§ EXERCISE DIRECTIONS
Below are some records; repeat them all exactly, minus the pictures.

(Data records)
[BEGIN]
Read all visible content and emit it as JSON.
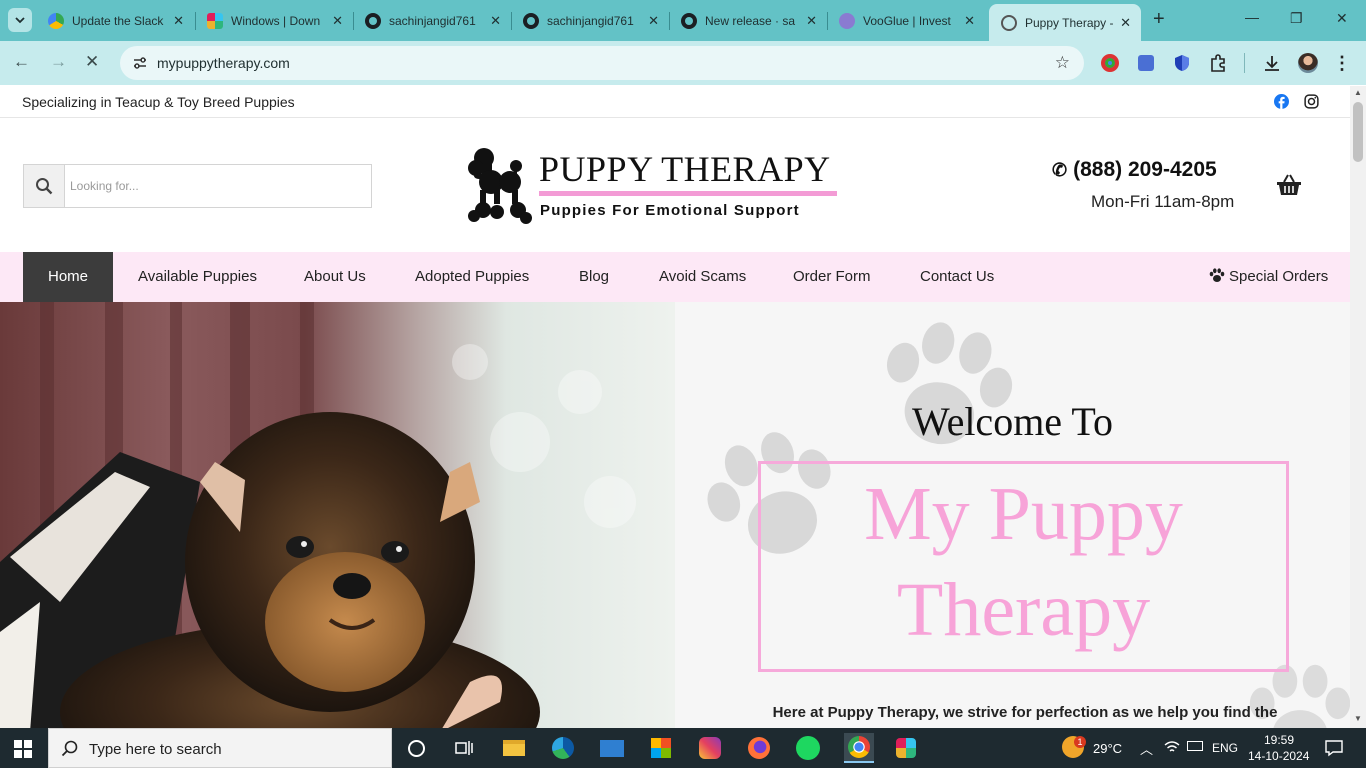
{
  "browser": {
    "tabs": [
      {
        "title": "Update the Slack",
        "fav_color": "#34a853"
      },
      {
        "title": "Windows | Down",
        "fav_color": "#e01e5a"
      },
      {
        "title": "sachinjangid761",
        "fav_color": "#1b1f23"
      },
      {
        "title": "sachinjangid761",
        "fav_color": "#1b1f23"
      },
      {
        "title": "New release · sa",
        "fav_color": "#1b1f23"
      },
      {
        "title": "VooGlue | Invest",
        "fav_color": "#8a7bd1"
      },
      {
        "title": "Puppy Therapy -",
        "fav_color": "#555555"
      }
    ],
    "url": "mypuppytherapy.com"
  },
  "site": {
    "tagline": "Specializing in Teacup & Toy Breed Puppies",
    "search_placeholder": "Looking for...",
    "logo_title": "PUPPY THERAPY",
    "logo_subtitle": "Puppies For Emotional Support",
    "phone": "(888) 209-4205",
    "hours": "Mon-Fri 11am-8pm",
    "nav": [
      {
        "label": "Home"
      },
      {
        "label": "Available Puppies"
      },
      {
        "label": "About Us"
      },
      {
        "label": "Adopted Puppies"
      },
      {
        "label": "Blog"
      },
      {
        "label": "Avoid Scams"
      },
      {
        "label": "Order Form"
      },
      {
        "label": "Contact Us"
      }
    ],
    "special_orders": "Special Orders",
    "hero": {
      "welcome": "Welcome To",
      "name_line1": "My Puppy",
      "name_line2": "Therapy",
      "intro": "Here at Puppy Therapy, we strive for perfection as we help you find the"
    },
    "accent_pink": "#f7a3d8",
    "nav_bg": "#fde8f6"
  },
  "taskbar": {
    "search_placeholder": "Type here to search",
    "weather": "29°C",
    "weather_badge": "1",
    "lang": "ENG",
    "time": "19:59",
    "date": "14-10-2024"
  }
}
[END]
§ SOLUTION
Read all visible content and emit it as JSON.
{
  "browser": {
    "tabs": [
      {
        "title": "Update the Slack",
        "fav_color": "#34a853"
      },
      {
        "title": "Windows | Down",
        "fav_color": "#e01e5a"
      },
      {
        "title": "sachinjangid761",
        "fav_color": "#1b1f23"
      },
      {
        "title": "sachinjangid761",
        "fav_color": "#1b1f23"
      },
      {
        "title": "New release · sa",
        "fav_color": "#1b1f23"
      },
      {
        "title": "VooGlue | Invest",
        "fav_color": "#8a7bd1"
      },
      {
        "title": "Puppy Therapy -",
        "fav_color": "#555555"
      }
    ],
    "url": "mypuppytherapy.com"
  },
  "site": {
    "tagline": "Specializing in Teacup & Toy Breed Puppies",
    "search_placeholder": "Looking for...",
    "logo_title": "PUPPY THERAPY",
    "logo_subtitle": "Puppies For Emotional Support",
    "phone": "(888) 209-4205",
    "hours": "Mon-Fri 11am-8pm",
    "nav": [
      {
        "label": "Home"
      },
      {
        "label": "Available Puppies"
      },
      {
        "label": "About Us"
      },
      {
        "label": "Adopted Puppies"
      },
      {
        "label": "Blog"
      },
      {
        "label": "Avoid Scams"
      },
      {
        "label": "Order Form"
      },
      {
        "label": "Contact Us"
      }
    ],
    "special_orders": "Special Orders",
    "hero": {
      "welcome": "Welcome To",
      "name_line1": "My Puppy",
      "name_line2": "Therapy",
      "intro": "Here at Puppy Therapy, we strive for perfection as we help you find the"
    },
    "accent_pink": "#f7a3d8",
    "nav_bg": "#fde8f6"
  },
  "taskbar": {
    "search_placeholder": "Type here to search",
    "weather": "29°C",
    "weather_badge": "1",
    "lang": "ENG",
    "time": "19:59",
    "date": "14-10-2024"
  }
}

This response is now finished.